**What you need to do:** Extract every line that contains the string "eléctrica".

-*-*-

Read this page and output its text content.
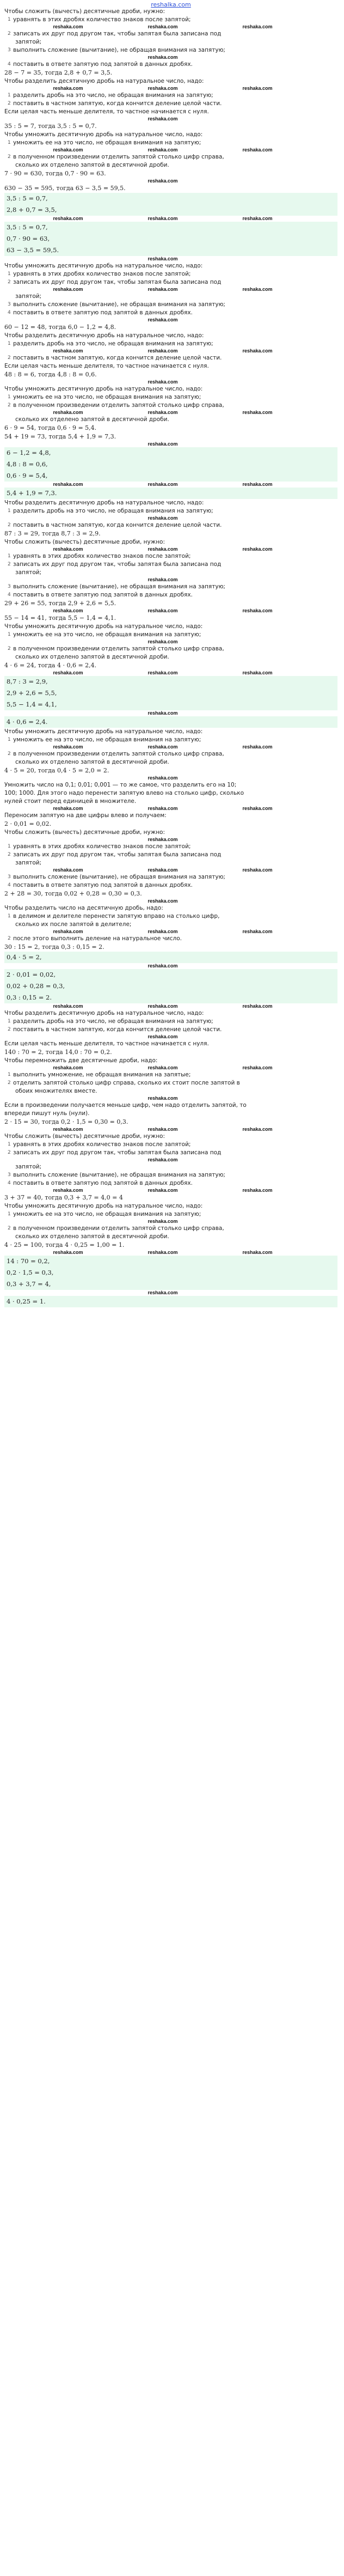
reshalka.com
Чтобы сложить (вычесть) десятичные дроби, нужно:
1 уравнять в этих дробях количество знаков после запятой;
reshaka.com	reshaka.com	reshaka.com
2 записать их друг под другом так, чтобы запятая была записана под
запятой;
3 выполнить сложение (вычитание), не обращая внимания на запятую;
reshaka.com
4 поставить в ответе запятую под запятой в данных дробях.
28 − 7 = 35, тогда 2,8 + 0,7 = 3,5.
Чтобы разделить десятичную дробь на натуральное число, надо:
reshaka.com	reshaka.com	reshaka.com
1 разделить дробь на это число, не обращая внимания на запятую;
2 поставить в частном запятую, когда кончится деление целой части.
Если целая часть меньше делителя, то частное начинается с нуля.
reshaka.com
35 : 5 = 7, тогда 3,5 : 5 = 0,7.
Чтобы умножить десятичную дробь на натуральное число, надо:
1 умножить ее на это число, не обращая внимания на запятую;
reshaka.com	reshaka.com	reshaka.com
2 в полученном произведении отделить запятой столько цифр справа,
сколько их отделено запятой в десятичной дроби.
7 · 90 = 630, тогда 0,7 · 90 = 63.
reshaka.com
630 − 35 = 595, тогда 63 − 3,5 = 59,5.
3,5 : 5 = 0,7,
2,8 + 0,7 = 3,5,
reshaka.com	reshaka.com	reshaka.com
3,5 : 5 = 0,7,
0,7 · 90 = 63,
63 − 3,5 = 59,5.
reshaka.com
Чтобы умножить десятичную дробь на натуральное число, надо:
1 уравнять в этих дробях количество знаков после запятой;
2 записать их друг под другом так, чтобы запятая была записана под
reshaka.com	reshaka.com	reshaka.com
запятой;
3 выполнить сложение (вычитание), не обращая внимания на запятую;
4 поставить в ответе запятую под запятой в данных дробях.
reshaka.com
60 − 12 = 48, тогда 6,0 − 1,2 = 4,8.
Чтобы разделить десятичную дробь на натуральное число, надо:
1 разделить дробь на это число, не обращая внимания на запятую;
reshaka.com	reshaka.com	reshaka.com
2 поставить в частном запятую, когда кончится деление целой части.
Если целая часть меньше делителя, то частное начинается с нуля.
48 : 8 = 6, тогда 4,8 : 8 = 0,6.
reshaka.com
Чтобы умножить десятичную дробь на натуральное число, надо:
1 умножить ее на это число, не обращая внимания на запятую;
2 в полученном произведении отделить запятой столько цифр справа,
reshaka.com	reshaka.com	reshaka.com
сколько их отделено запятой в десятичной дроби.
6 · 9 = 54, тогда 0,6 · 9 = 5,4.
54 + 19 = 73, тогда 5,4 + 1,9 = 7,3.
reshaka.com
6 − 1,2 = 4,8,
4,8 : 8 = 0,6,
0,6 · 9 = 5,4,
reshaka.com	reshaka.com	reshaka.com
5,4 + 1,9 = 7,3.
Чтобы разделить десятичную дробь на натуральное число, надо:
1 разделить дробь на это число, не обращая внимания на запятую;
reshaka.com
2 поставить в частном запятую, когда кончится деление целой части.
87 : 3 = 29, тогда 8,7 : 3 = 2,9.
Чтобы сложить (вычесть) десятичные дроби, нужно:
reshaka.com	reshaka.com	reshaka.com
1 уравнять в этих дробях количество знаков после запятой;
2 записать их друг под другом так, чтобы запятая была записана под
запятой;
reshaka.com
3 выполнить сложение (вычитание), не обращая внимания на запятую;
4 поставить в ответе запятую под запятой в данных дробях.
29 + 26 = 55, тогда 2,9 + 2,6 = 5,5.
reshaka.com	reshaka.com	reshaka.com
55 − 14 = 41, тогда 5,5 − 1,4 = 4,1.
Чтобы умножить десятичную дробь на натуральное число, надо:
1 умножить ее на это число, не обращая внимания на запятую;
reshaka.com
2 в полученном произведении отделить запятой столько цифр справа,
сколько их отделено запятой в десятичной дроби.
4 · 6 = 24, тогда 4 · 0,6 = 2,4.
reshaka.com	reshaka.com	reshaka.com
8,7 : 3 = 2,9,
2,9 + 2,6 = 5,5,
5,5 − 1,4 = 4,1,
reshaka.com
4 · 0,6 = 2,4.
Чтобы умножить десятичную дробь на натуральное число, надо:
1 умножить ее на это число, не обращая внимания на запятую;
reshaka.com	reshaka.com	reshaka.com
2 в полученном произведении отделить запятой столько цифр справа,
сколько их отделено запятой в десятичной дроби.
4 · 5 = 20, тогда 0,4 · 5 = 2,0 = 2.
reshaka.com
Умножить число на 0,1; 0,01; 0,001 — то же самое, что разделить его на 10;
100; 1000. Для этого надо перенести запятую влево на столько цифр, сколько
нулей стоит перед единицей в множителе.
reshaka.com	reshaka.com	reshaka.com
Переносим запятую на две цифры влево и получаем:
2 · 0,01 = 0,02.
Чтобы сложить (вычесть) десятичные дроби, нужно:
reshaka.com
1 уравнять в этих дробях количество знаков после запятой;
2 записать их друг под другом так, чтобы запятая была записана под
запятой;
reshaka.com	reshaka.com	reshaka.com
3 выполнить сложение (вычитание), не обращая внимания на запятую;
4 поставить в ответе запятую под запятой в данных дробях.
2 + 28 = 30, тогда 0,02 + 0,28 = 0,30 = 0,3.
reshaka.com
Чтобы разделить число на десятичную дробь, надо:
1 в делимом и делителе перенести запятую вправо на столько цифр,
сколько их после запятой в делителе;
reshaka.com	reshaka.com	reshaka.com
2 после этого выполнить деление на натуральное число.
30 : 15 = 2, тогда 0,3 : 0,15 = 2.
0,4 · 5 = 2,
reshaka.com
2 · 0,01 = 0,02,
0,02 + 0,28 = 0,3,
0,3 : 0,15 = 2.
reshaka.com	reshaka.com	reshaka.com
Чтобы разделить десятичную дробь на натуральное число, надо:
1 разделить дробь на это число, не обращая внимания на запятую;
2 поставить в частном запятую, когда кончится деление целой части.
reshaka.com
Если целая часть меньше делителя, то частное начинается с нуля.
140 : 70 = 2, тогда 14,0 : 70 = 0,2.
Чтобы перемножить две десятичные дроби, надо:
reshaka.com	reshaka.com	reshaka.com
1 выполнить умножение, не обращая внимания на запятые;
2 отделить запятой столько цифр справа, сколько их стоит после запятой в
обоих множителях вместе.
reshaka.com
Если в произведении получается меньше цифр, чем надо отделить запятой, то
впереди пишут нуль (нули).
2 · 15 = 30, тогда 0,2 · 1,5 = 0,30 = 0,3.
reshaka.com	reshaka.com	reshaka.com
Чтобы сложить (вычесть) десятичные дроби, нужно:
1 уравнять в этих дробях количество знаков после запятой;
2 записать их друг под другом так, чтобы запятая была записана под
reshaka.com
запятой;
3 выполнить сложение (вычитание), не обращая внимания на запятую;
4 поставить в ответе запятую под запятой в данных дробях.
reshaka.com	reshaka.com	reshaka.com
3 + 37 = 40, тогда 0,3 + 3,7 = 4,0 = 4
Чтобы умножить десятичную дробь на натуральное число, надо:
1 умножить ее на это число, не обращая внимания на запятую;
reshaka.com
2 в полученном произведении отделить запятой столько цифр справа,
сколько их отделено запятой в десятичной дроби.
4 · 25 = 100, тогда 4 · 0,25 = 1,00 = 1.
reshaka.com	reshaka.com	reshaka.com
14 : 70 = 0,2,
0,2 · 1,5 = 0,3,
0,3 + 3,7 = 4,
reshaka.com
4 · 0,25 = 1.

-*-*-

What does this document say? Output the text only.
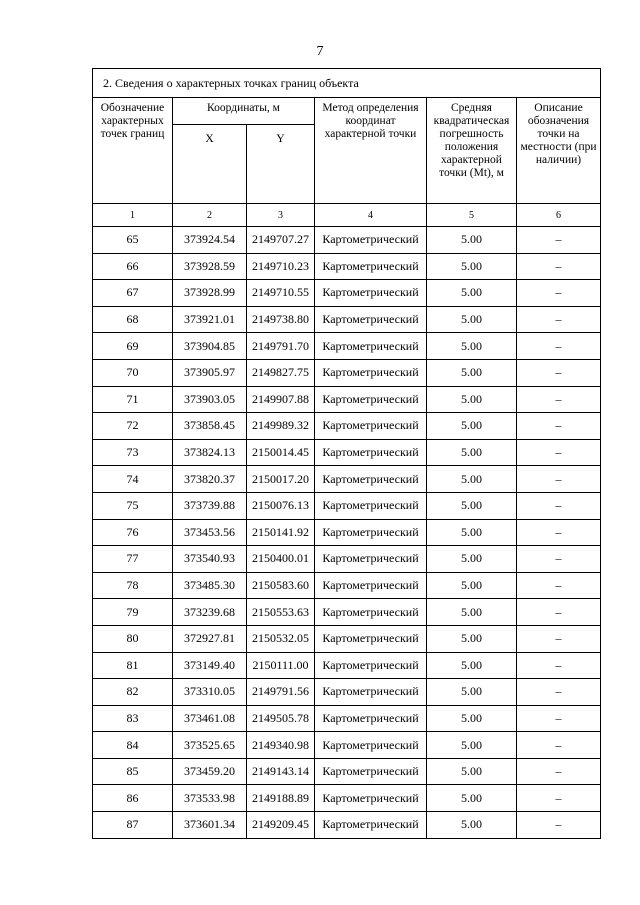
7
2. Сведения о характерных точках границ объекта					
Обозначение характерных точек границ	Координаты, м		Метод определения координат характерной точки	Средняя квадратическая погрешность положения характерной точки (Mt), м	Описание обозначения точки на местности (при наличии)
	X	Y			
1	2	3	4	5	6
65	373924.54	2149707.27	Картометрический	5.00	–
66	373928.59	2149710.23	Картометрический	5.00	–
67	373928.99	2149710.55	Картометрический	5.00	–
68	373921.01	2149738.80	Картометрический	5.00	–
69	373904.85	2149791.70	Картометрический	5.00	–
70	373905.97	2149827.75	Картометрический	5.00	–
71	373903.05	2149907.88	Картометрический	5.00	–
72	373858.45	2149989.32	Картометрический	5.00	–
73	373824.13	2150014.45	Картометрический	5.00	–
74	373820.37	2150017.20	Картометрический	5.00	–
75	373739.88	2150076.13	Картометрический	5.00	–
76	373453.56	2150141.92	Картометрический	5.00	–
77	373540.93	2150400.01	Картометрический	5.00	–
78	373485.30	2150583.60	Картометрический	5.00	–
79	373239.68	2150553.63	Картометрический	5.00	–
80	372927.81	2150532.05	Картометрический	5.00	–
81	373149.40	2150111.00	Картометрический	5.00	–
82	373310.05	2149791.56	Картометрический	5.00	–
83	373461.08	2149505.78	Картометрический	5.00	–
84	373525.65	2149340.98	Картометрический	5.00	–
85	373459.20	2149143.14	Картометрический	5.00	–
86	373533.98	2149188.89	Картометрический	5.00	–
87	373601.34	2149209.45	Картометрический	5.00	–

-*-*-

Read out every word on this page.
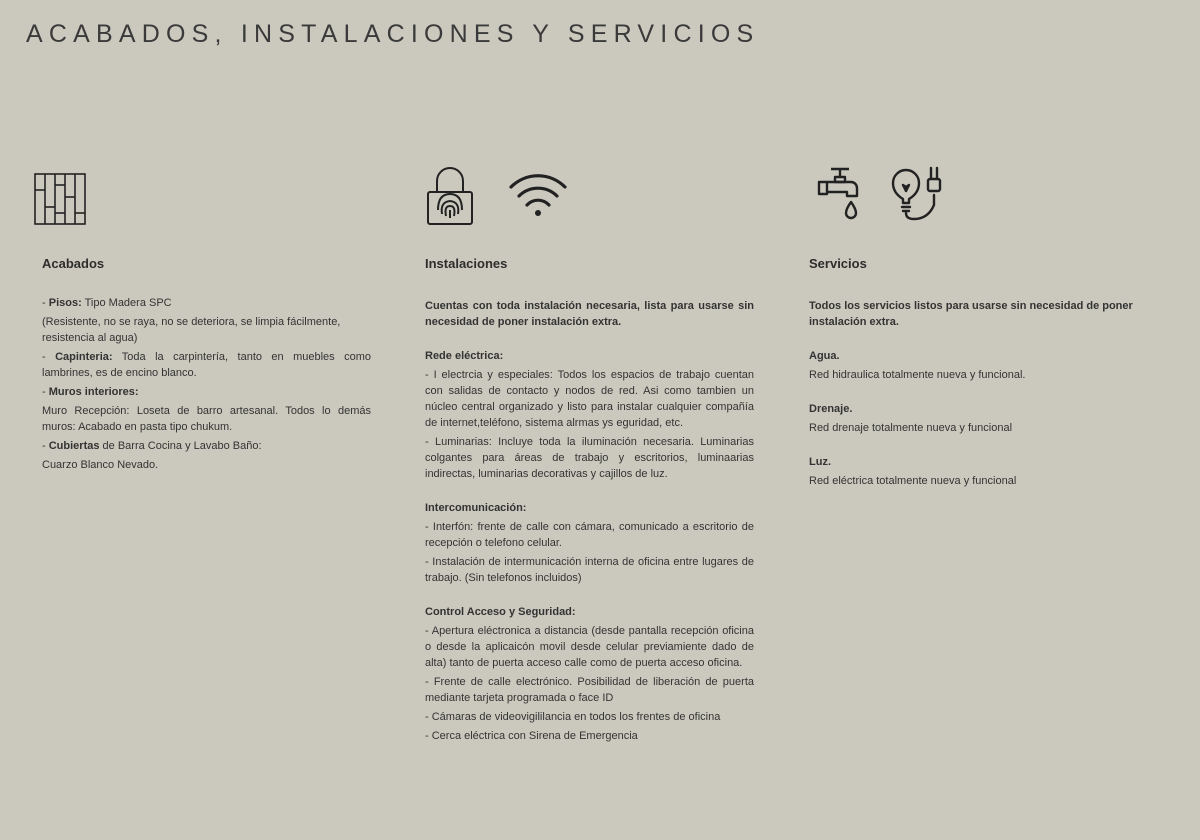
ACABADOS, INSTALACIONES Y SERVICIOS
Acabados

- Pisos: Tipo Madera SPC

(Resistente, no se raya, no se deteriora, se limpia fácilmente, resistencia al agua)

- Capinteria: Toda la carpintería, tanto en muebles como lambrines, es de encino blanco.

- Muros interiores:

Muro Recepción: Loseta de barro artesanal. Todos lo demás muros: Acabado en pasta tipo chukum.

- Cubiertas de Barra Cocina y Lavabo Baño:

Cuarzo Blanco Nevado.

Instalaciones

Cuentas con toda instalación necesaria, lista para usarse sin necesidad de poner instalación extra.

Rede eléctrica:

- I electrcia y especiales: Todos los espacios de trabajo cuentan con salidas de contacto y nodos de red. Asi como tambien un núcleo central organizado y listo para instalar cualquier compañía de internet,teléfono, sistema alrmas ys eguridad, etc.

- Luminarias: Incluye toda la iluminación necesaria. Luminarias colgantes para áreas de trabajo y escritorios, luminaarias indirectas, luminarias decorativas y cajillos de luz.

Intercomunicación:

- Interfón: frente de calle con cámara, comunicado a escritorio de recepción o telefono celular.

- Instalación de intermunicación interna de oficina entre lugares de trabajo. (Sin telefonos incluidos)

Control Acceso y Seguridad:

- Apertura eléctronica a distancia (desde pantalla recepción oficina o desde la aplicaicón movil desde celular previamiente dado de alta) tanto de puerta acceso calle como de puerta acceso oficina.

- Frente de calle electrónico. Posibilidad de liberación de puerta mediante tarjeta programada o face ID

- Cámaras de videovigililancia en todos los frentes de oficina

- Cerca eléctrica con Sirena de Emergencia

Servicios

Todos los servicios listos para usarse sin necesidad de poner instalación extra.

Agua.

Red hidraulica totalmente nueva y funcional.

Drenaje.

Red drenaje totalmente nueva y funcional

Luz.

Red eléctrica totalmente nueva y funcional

-*-*-

**Solution to the exercise:**
Rede eléctrica:
- Cerca eléctrica con Sirena de Emergencia
Red eléctrica totalmente nueva y funcional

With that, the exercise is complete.